> WHAT TO WORK ON
Give the lines of the stored data below as a numbered list, starting at the first line and ending at the line that contains "- x-tick-label: 08/04: [576, 326, 605, 337]". Leave out any blank lines.

(Stored data)
+===+

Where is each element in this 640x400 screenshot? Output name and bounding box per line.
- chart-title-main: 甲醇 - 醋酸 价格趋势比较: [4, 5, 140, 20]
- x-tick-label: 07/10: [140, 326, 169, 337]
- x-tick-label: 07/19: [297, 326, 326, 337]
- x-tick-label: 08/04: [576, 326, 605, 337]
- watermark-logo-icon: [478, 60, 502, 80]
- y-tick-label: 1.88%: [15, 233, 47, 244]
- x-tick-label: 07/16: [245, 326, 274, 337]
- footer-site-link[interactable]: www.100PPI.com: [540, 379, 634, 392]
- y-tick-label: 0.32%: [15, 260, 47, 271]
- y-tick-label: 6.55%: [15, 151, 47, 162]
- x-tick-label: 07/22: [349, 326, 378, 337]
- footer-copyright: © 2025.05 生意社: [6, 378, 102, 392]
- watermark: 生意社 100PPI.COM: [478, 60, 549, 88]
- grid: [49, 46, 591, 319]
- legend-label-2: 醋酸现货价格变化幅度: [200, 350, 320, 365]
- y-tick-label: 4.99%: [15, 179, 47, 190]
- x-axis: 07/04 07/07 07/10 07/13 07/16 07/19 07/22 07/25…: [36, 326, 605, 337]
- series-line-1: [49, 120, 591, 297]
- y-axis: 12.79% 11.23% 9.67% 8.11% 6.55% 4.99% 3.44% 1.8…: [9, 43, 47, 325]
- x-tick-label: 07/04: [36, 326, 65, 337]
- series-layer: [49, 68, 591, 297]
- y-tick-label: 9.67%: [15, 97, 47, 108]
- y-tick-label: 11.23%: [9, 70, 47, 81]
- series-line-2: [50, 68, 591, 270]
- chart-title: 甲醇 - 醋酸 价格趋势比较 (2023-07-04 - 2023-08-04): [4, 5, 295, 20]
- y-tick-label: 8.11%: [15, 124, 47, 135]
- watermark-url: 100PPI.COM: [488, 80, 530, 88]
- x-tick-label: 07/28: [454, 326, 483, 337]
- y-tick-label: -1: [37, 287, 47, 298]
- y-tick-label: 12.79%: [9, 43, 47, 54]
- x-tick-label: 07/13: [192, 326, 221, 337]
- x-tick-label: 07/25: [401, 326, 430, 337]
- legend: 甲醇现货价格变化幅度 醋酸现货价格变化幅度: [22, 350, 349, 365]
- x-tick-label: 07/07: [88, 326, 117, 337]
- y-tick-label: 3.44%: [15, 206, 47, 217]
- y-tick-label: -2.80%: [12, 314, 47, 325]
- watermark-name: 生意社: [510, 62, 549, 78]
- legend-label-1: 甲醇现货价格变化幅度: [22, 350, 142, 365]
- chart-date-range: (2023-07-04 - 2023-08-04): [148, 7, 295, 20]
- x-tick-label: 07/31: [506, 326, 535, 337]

+===+

> EXERCISE SOLUTION
1. Where is each element in this 640x400 screenshot? Output name and bounding box per line.
2. - chart-title-main: 甲醇 - 醋酸 价格趋势比较: [4, 5, 140, 20]
3. - x-tick-label: 07/10: [140, 326, 169, 337]
4. - x-tick-label: 07/19: [297, 326, 326, 337]
5. - x-tick-label: 08/04: [576, 326, 605, 337]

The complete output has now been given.